--- start Extracted records ---
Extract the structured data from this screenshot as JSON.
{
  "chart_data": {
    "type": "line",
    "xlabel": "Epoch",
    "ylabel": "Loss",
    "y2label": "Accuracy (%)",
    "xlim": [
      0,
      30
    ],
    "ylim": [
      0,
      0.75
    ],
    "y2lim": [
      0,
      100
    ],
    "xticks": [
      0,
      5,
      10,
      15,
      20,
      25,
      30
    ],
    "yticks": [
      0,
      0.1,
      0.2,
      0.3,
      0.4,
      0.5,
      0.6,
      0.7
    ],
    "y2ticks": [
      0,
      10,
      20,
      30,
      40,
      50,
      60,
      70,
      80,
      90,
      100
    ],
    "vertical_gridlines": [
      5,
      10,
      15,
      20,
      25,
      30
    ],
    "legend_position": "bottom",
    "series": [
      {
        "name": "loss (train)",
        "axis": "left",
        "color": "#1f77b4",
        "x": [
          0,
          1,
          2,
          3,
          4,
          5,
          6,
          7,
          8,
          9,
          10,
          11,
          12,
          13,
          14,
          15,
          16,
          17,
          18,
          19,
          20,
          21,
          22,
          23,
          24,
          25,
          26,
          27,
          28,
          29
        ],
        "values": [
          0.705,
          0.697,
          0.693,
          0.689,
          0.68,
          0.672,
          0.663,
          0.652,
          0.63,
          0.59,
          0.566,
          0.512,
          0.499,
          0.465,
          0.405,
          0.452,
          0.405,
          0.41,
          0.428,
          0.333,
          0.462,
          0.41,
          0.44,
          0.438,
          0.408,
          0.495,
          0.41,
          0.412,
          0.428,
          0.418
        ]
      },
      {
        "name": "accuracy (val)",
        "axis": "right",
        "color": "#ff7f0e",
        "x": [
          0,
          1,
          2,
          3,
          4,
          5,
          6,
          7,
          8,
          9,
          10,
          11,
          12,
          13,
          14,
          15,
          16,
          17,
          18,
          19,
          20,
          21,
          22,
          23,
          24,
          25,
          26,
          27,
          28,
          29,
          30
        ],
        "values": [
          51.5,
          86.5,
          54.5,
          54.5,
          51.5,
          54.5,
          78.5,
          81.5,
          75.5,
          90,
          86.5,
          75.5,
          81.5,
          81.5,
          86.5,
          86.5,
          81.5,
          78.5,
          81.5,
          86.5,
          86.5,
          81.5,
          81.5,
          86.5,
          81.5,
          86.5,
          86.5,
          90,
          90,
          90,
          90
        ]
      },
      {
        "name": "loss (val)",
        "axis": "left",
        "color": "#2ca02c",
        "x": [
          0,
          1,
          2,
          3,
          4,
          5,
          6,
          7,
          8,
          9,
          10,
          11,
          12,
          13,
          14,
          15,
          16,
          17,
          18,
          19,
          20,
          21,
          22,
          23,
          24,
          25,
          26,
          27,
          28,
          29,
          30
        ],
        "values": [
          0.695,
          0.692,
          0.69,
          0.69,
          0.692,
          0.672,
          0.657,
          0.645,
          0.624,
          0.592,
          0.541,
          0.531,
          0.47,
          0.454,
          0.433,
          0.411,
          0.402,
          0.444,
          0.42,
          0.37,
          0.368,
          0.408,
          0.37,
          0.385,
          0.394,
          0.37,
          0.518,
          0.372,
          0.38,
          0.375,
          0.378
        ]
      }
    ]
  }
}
--- end Extracted records ---
The problem
Track down every line with the word "color" and copy it.

Result
        "color": "#1f77b4",
        "color": "#ff7f0e",
        "color": "#2ca02c",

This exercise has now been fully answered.